[Dataset items]

▬▬▬

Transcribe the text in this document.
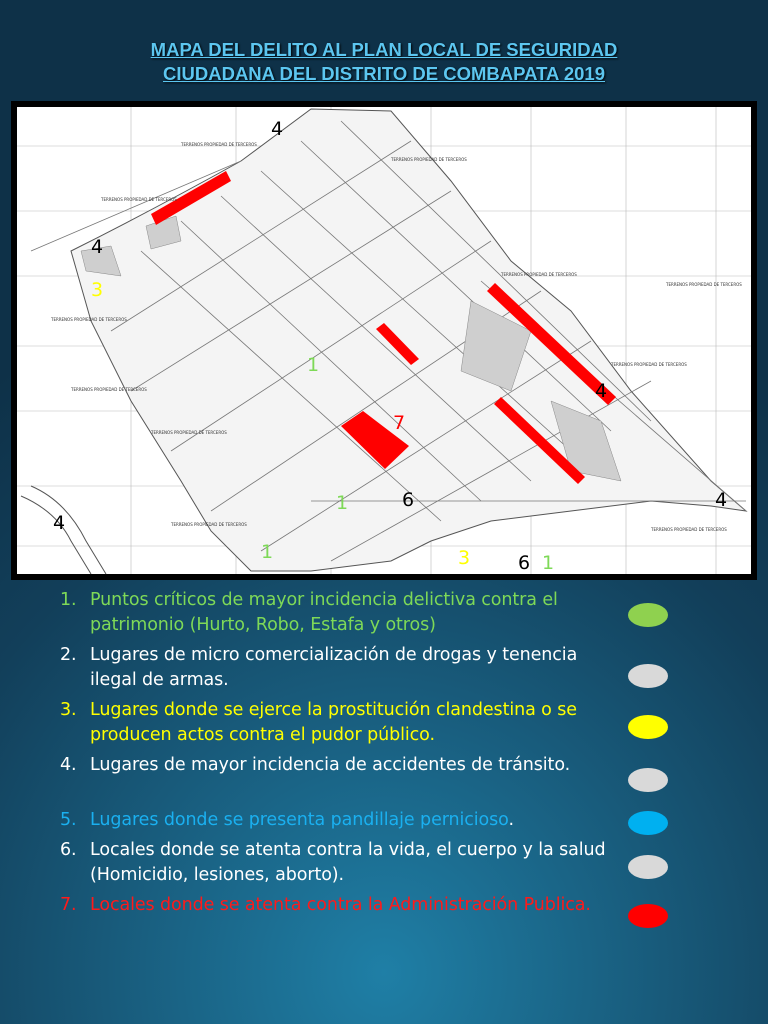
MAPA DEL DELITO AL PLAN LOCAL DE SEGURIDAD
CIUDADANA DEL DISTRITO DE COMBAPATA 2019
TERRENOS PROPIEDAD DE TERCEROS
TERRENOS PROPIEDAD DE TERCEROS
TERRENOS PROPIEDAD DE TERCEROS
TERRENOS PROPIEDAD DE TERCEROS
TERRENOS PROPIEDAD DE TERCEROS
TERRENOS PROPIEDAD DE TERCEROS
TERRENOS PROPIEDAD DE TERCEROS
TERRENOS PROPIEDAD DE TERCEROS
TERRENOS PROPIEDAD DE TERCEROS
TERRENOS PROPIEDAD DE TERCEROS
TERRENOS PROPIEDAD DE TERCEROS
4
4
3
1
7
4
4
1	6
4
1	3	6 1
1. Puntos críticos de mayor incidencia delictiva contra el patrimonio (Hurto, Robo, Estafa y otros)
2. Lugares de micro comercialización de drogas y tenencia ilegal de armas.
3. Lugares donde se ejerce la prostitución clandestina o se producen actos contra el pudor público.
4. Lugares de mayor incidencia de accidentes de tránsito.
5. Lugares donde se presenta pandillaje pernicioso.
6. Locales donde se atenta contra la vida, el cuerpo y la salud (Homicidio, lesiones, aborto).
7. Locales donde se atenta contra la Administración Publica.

▬▬▬

WRITTEN EXERCISE: Omit the pictures, and quote the material above exactly as given.

SOLUTION TO THE PROBLEM:
Transcribe the text in this document.
MAPA DEL DELITO AL PLAN LOCAL DE SEGURIDAD
CIUDADANA DEL DISTRITO DE COMBAPATA 2019
TERRENOS PROPIEDAD DE TERCEROS
TERRENOS PROPIEDAD DE TERCEROS
TERRENOS PROPIEDAD DE TERCEROS
TERRENOS PROPIEDAD DE TERCEROS
TERRENOS PROPIEDAD DE TERCEROS
TERRENOS PROPIEDAD DE TERCEROS
TERRENOS PROPIEDAD DE TERCEROS
TERRENOS PROPIEDAD DE TERCEROS
TERRENOS PROPIEDAD DE TERCEROS
TERRENOS PROPIEDAD DE TERCEROS
TERRENOS PROPIEDAD DE TERCEROS
4
4
3
1
7
4
4
1	6
4
1	3	6 1
1. Puntos críticos de mayor incidencia delictiva contra el patrimonio (Hurto, Robo, Estafa y otros)
2. Lugares de micro comercialización de drogas y tenencia ilegal de armas.
3. Lugares donde se ejerce la prostitución clandestina o se producen actos contra el pudor público.
4. Lugares de mayor incidencia de accidentes de tránsito.
5. Lugares donde se presenta pandillaje pernicioso.
6. Locales donde se atenta contra la vida, el cuerpo y la salud (Homicidio, lesiones, aborto).
7. Locales donde se atenta contra la Administración Publica.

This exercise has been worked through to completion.